* [Exercise]: Check every line below for the string "Pütter", and copy the lines that contain it.
***** Given records
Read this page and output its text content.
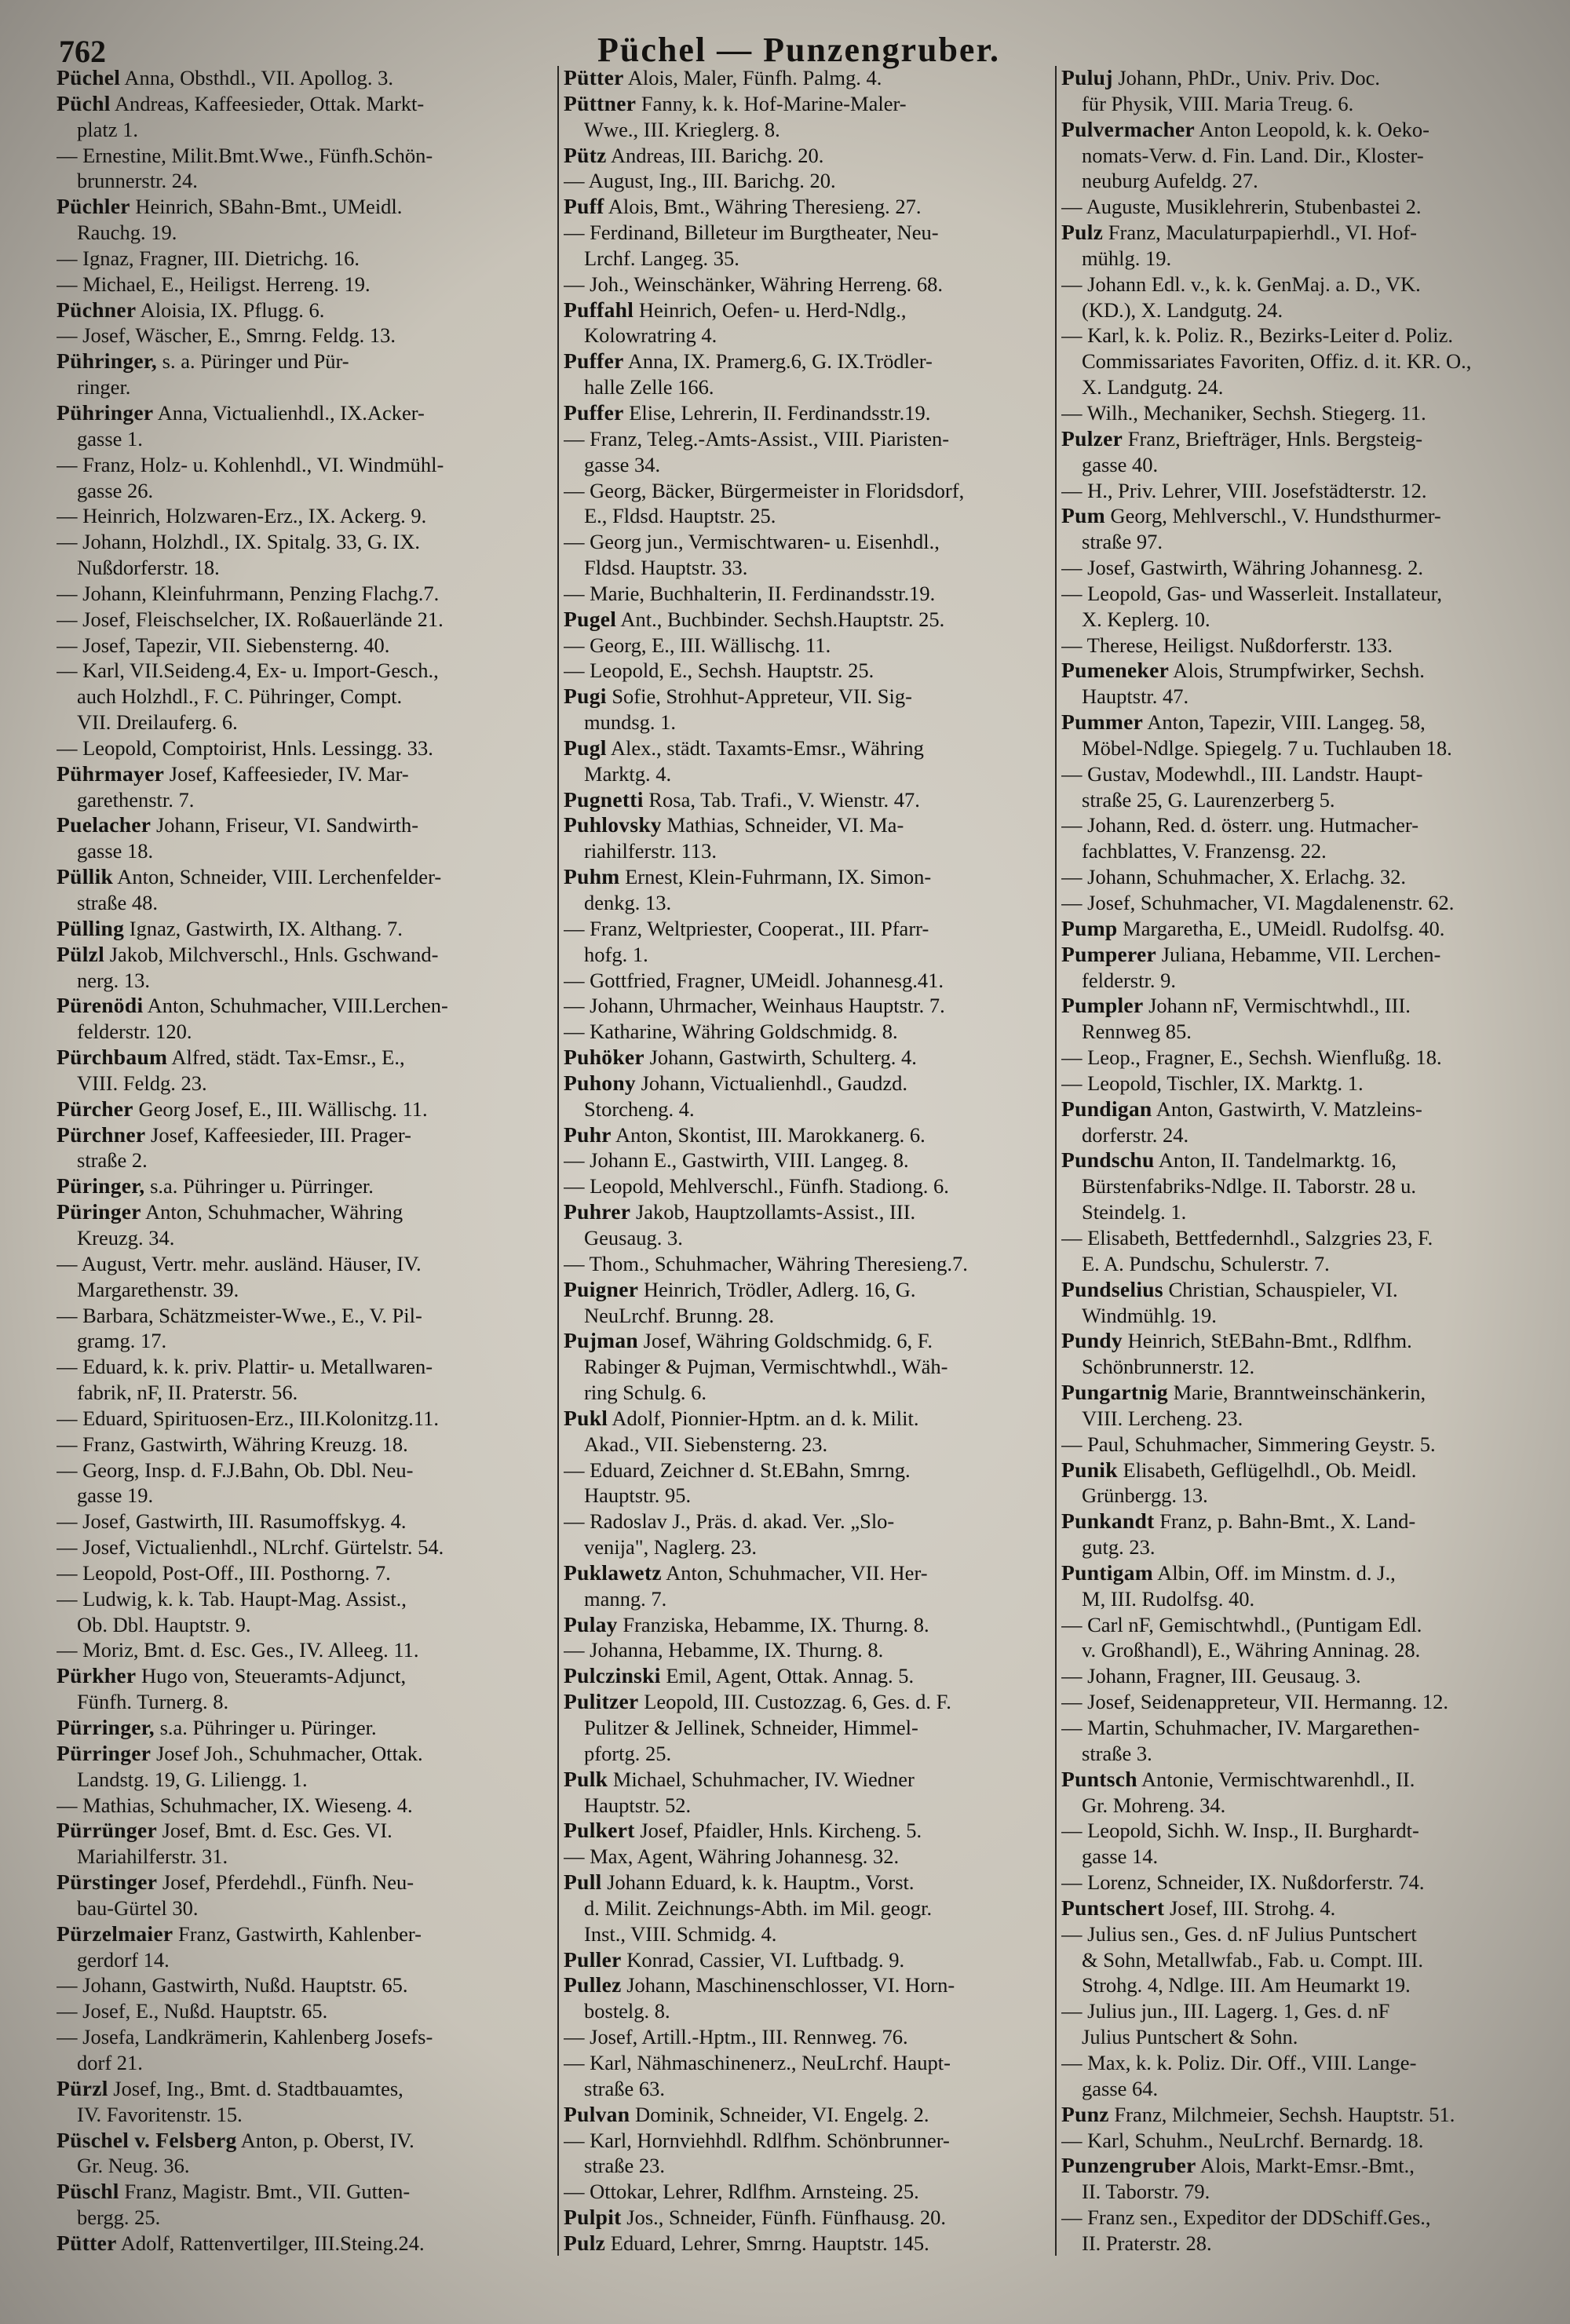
762	Püchel — Punzengruber.
Püchel Anna, Obsthdl., VII. Apollog. 3.
Püchl Andreas, Kaffeesieder, Ottak. Markt-
platz 1.
— Ernestine, Milit.Bmt.Wwe., Fünfh.Schön-
brunnerstr. 24.
Püchler Heinrich, SBahn-Bmt., UMeidl.
Rauchg. 19.
— Ignaz, Fragner, III. Dietrichg. 16.
— Michael, E., Heiligst. Herreng. 19.
Püchner Aloisia, IX. Pflugg. 6.
— Josef, Wäscher, E., Smrng. Feldg. 13.
Pühringer, s. a. Püringer und Pür-
ringer.
Pühringer Anna, Victualienhdl., IX.Acker-
gasse 1.
— Franz, Holz- u. Kohlenhdl., VI. Windmühl-
gasse 26.
— Heinrich, Holzwaren-Erz., IX. Ackerg. 9.
— Johann, Holzhdl., IX. Spitalg. 33, G. IX.
Nußdorferstr. 18.
— Johann, Kleinfuhrmann, Penzing Flachg.7.
— Josef, Fleischselcher, IX. Roßauerlände 21.
— Josef, Tapezir, VII. Siebensterng. 40.
— Karl, VII.Seideng.4, Ex- u. Import-Gesch.,
auch Holzhdl., F. C. Pühringer, Compt.
VII. Dreilauferg. 6.
— Leopold, Comptoirist, Hnls. Lessingg. 33.
Pührmayer Josef, Kaffeesieder, IV. Mar-
garethenstr. 7.
Puelacher Johann, Friseur, VI. Sandwirth-
gasse 18.
Püllik Anton, Schneider, VIII. Lerchenfelder-
straße 48.
Pülling Ignaz, Gastwirth, IX. Althang. 7.
Pülzl Jakob, Milchverschl., Hnls. Gschwand-
nerg. 13.
Pürenödi Anton, Schuhmacher, VIII.Lerchen-
felderstr. 120.
Pürchbaum Alfred, städt. Tax-Emsr., E.,
VIII. Feldg. 23.
Pürcher Georg Josef, E., III. Wällischg. 11.
Pürchner Josef, Kaffeesieder, III. Prager-
straße 2.
Püringer, s.a. Pühringer u. Pürringer.
Püringer Anton, Schuhmacher, Währing
Kreuzg. 34.
— August, Vertr. mehr. ausländ. Häuser, IV.
Margarethenstr. 39.
— Barbara, Schätzmeister-Wwe., E., V. Pil-
gramg. 17.
— Eduard, k. k. priv. Plattir- u. Metallwaren-
fabrik, nF, II. Praterstr. 56.
— Eduard, Spirituosen-Erz., III.Kolonitzg.11.
— Franz, Gastwirth, Währing Kreuzg. 18.
— Georg, Insp. d. F.J.Bahn, Ob. Dbl. Neu-
gasse 19.
— Josef, Gastwirth, III. Rasumoffskyg. 4.
— Josef, Victualienhdl., NLrchf. Gürtelstr. 54.
— Leopold, Post-Off., III. Posthorng. 7.
— Ludwig, k. k. Tab. Haupt-Mag. Assist.,
Ob. Dbl. Hauptstr. 9.
— Moriz, Bmt. d. Esc. Ges., IV. Alleeg. 11.
Pürkher Hugo von, Steueramts-Adjunct,
Fünfh. Turnerg. 8.
Pürringer, s.a. Pühringer u. Püringer.
Pürringer Josef Joh., Schuhmacher, Ottak.
Landstg. 19, G. Liliengg. 1.
— Mathias, Schuhmacher, IX. Wieseng. 4.
Pürrünger Josef, Bmt. d. Esc. Ges. VI.
Mariahilferstr. 31.
Pürstinger Josef, Pferdehdl., Fünfh. Neu-
bau-Gürtel 30.
Pürzelmaier Franz, Gastwirth, Kahlenber-
gerdorf 14.
— Johann, Gastwirth, Nußd. Hauptstr. 65.
— Josef, E., Nußd. Hauptstr. 65.
— Josefa, Landkrämerin, Kahlenberg Josefs-
dorf 21.
Pürzl Josef, Ing., Bmt. d. Stadtbauamtes,
IV. Favoritenstr. 15.
Püschel v. Felsberg Anton, p. Oberst, IV.
Gr. Neug. 36.
Püschl Franz, Magistr. Bmt., VII. Gutten-
bergg. 25.
Pütter Adolf, Rattenvertilger, III.Steing.24.
Pütter Alois, Maler, Fünfh. Palmg. 4.
Püttner Fanny, k. k. Hof-Marine-Maler-
Wwe., III. Krieglerg. 8.
Pütz Andreas, III. Barichg. 20.
— August, Ing., III. Barichg. 20.
Puff Alois, Bmt., Währing Theresieng. 27.
— Ferdinand, Billeteur im Burgtheater, Neu-
Lrchf. Langeg. 35.
— Joh., Weinschänker, Währing Herreng. 68.
Puffahl Heinrich, Oefen- u. Herd-Ndlg.,
Kolowratring 4.
Puffer Anna, IX. Pramerg.6, G. IX.Trödler-
halle Zelle 166.
Puffer Elise, Lehrerin, II. Ferdinandsstr.19.
— Franz, Teleg.-Amts-Assist., VIII. Piaristen-
gasse 34.
— Georg, Bäcker, Bürgermeister in Floridsdorf,
E., Fldsd. Hauptstr. 25.
— Georg jun., Vermischtwaren- u. Eisenhdl.,
Fldsd. Hauptstr. 33.
— Marie, Buchhalterin, II. Ferdinandsstr.19.
Pugel Ant., Buchbinder. Sechsh.Hauptstr. 25.
— Georg, E., III. Wällischg. 11.
— Leopold, E., Sechsh. Hauptstr. 25.
Pugi Sofie, Strohhut-Appreteur, VII. Sig-
mundsg. 1.
Pugl Alex., städt. Taxamts-Emsr., Währing
Marktg. 4.
Pugnetti Rosa, Tab. Trafi., V. Wienstr. 47.
Puhlovsky Mathias, Schneider, VI. Ma-
riahilferstr. 113.
Puhm Ernest, Klein-Fuhrmann, IX. Simon-
denkg. 13.
— Franz, Weltpriester, Cooperat., III. Pfarr-
hofg. 1.
— Gottfried, Fragner, UMeidl. Johannesg.41.
— Johann, Uhrmacher, Weinhaus Hauptstr. 7.
— Katharine, Währing Goldschmidg. 8.
Puhöker Johann, Gastwirth, Schulterg. 4.
Puhony Johann, Victualienhdl., Gaudzd.
Storcheng. 4.
Puhr Anton, Skontist, III. Marokkanerg. 6.
— Johann E., Gastwirth, VIII. Langeg. 8.
— Leopold, Mehlverschl., Fünfh. Stadiong. 6.
Puhrer Jakob, Hauptzollamts-Assist., III.
Geusaug. 3.
— Thom., Schuhmacher, Währing Theresieng.7.
Puigner Heinrich, Trödler, Adlerg. 16, G.
NeuLrchf. Brunng. 28.
Pujman Josef, Währing Goldschmidg. 6, F.
Rabinger & Pujman, Vermischtwhdl., Wäh-
ring Schulg. 6.
Pukl Adolf, Pionnier-Hptm. an d. k. Milit.
Akad., VII. Siebensterng. 23.
— Eduard, Zeichner d. St.EBahn, Smrng.
Hauptstr. 95.
— Radoslav J., Präs. d. akad. Ver. „Slo-
venija", Naglerg. 23.
Puklawetz Anton, Schuhmacher, VII. Her-
manng. 7.
Pulay Franziska, Hebamme, IX. Thurng. 8.
— Johanna, Hebamme, IX. Thurng. 8.
Pulczinski Emil, Agent, Ottak. Annag. 5.
Pulitzer Leopold, III. Custozzag. 6, Ges. d. F.
Pulitzer & Jellinek, Schneider, Himmel-
pfortg. 25.
Pulk Michael, Schuhmacher, IV. Wiedner
Hauptstr. 52.
Pulkert Josef, Pfaidler, Hnls. Kircheng. 5.
— Max, Agent, Währing Johannesg. 32.
Pull Johann Eduard, k. k. Hauptm., Vorst.
d. Milit. Zeichnungs-Abth. im Mil. geogr.
Inst., VIII. Schmidg. 4.
Puller Konrad, Cassier, VI. Luftbadg. 9.
Pullez Johann, Maschinenschlosser, VI. Horn-
bostelg. 8.
— Josef, Artill.-Hptm., III. Rennweg. 76.
— Karl, Nähmaschinenerz., NeuLrchf. Haupt-
straße 63.
Pulvan Dominik, Schneider, VI. Engelg. 2.
— Karl, Hornviehhdl. Rdlfhm. Schönbrunner-
straße 23.
— Ottokar, Lehrer, Rdlfhm. Arnsteing. 25.
Pulpit Jos., Schneider, Fünfh. Fünfhausg. 20.
Pulz Eduard, Lehrer, Smrng. Hauptstr. 145.
Puluj Johann, PhDr., Univ. Priv. Doc.
für Physik, VIII. Maria Treug. 6.
Pulvermacher Anton Leopold, k. k. Oeko-
nomats-Verw. d. Fin. Land. Dir., Kloster-
neuburg Aufeldg. 27.
— Auguste, Musiklehrerin, Stubenbastei 2.
Pulz Franz, Maculaturpapierhdl., VI. Hof-
mühlg. 19.
— Johann Edl. v., k. k. GenMaj. a. D., VK.
(KD.), X. Landgutg. 24.
— Karl, k. k. Poliz. R., Bezirks-Leiter d. Poliz.
Commissariates Favoriten, Offiz. d. it. KR. O.,
X. Landgutg. 24.
— Wilh., Mechaniker, Sechsh. Stiegerg. 11.
Pulzer Franz, Briefträger, Hnls. Bergsteig-
gasse 40.
— H., Priv. Lehrer, VIII. Josefstädterstr. 12.
Pum Georg, Mehlverschl., V. Hundsthurmer-
straße 97.
— Josef, Gastwirth, Währing Johannesg. 2.
— Leopold, Gas- und Wasserleit. Installateur,
X. Keplerg. 10.
— Therese, Heiligst. Nußdorferstr. 133.
Pumeneker Alois, Strumpfwirker, Sechsh.
Hauptstr. 47.
Pummer Anton, Tapezir, VIII. Langeg. 58,
Möbel-Ndlge. Spiegelg. 7 u. Tuchlauben 18.
— Gustav, Modewhdl., III. Landstr. Haupt-
straße 25, G. Laurenzerberg 5.
— Johann, Red. d. österr. ung. Hutmacher-
fachblattes, V. Franzensg. 22.
— Johann, Schuhmacher, X. Erlachg. 32.
— Josef, Schuhmacher, VI. Magdalenenstr. 62.
Pump Margaretha, E., UMeidl. Rudolfsg. 40.
Pumperer Juliana, Hebamme, VII. Lerchen-
felderstr. 9.
Pumpler Johann nF, Vermischtwhdl., III.
Rennweg 85.
— Leop., Fragner, E., Sechsh. Wienflußg. 18.
— Leopold, Tischler, IX. Marktg. 1.
Pundigan Anton, Gastwirth, V. Matzleins-
dorferstr. 24.
Pundschu Anton, II. Tandelmarktg. 16,
Bürstenfabriks-Ndlge. II. Taborstr. 28 u.
Steindelg. 1.
— Elisabeth, Bettfedernhdl., Salzgries 23, F.
E. A. Pundschu, Schulerstr. 7.
Pundselius Christian, Schauspieler, VI.
Windmühlg. 19.
Pundy Heinrich, StEBahn-Bmt., Rdlfhm.
Schönbrunnerstr. 12.
Pungartnig Marie, Branntweinschänkerin,
VIII. Lercheng. 23.
— Paul, Schuhmacher, Simmering Geystr. 5.
Punik Elisabeth, Geflügelhdl., Ob. Meidl.
Grünbergg. 13.
Punkandt Franz, p. Bahn-Bmt., X. Land-
gutg. 23.
Puntigam Albin, Off. im Minstm. d. J.,
M, III. Rudolfsg. 40.
— Carl nF, Gemischtwhdl., (Puntigam Edl.
v. Großhandl), E., Währing Anninag. 28.
— Johann, Fragner, III. Geusaug. 3.
— Josef, Seidenappreteur, VII. Hermanng. 12.
— Martin, Schuhmacher, IV. Margarethen-
straße 3.
Puntsch Antonie, Vermischtwarenhdl., II.
Gr. Mohreng. 34.
— Leopold, Sichh. W. Insp., II. Burghardt-
gasse 14.
— Lorenz, Schneider, IX. Nußdorferstr. 74.
Puntschert Josef, III. Strohg. 4.
— Julius sen., Ges. d. nF Julius Puntschert
& Sohn, Metallwfab., Fab. u. Compt. III.
Strohg. 4, Ndlge. III. Am Heumarkt 19.
— Julius jun., III. Lagerg. 1, Ges. d. nF
Julius Puntschert & Sohn.
— Max, k. k. Poliz. Dir. Off., VIII. Lange-
gasse 64.
Punz Franz, Milchmeier, Sechsh. Hauptstr. 51.
— Karl, Schuhm., NeuLrchf. Bernardg. 18.
Punzengruber Alois, Markt-Emsr.-Bmt.,
II. Taborstr. 79.
— Franz sen., Expeditor der DDSchiff.Ges.,
II. Praterstr. 28.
**********
* [Written response]:
Pütter Adolf, Rattenvertilger, III.Steing.24.
Pütter Alois, Maler, Fünfh. Palmg. 4.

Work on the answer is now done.